■ Goal of the exercise ■
Select every line holding the word "this" and copy it.

■ Task inputs ■
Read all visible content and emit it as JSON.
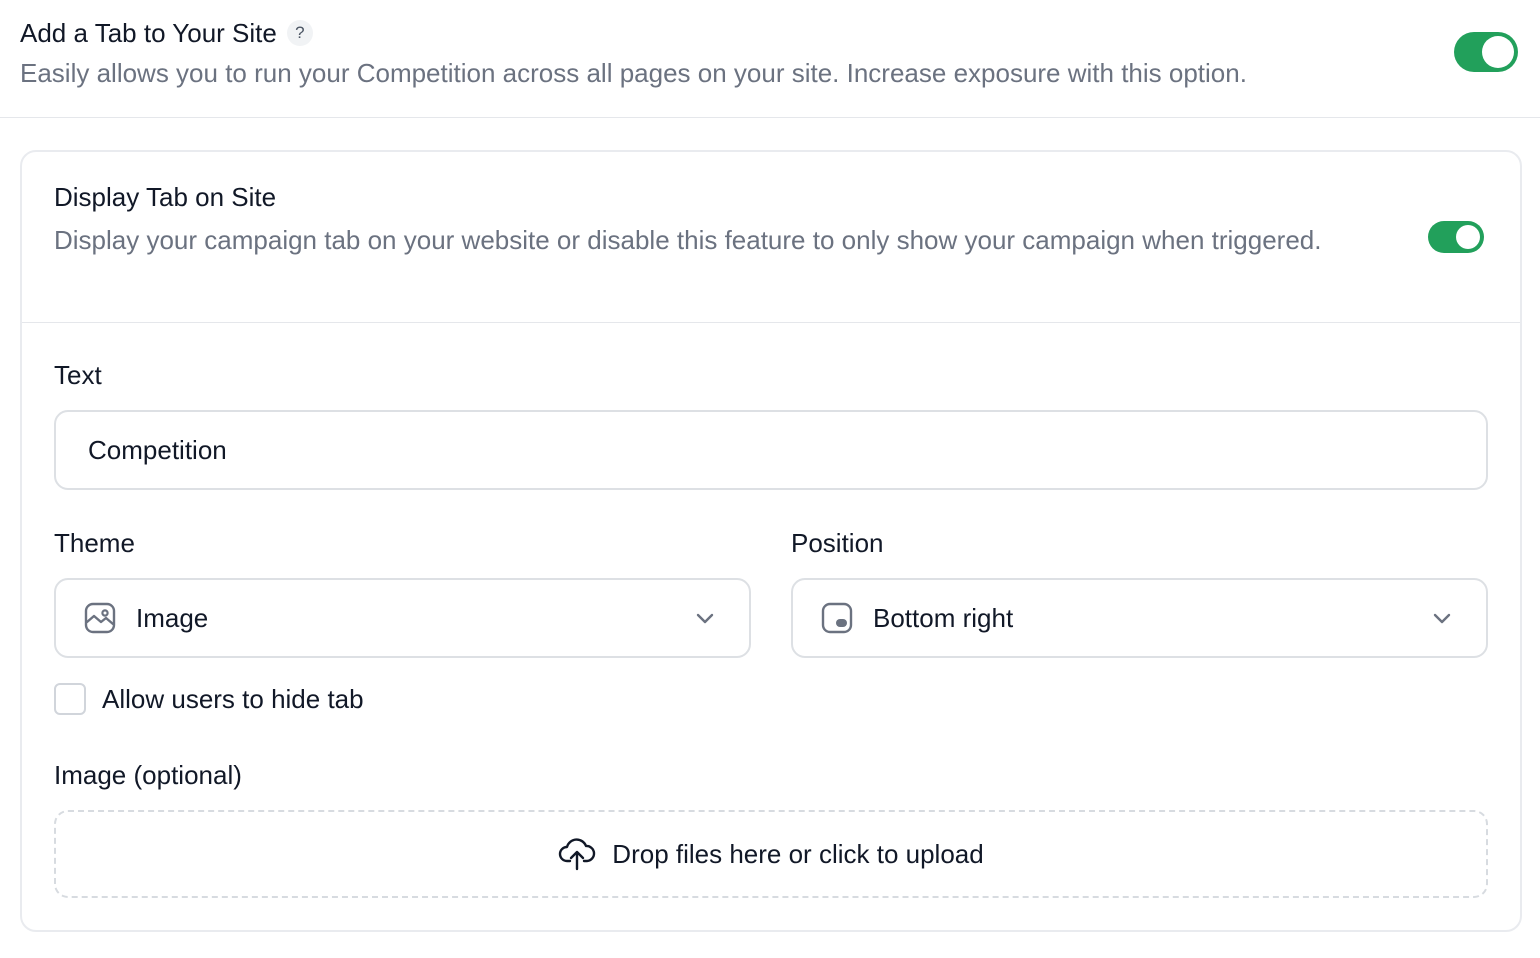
{
  "top": {
    "title": "Add a Tab to Your Site",
    "help": "?",
    "description": "Easily allows you to run your Competition across all pages on your site. Increase exposure with this option.",
    "toggle_on": true
  },
  "card": {
    "title": "Display Tab on Site",
    "description": "Display your campaign tab on your website or disable this feature to only show your campaign when triggered.",
    "toggle_on": true
  },
  "form": {
    "text_label": "Text",
    "text_value": "Competition",
    "theme_label": "Theme",
    "theme_value": "Image",
    "theme_icon": "image-icon",
    "position_label": "Position",
    "position_value": "Bottom right",
    "position_icon": "position-bottom-right-icon",
    "hide_tab_label": "Allow users to hide tab",
    "hide_tab_checked": false,
    "image_label": "Image (optional)",
    "upload_text": "Drop files here or click to upload",
    "upload_icon": "cloud-upload-icon"
  },
  "colors": {
    "toggle_on": "#22a05b",
    "muted_text": "#6b7280",
    "border": "#dde0e4"
  }
}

■ Written answer ■
    "description": "Easily allows you to run your Competition across all pages on your site. Increase exposure with this option.",
    "description": "Display your campaign tab on your website or disable this feature to only show your campaign when triggered.",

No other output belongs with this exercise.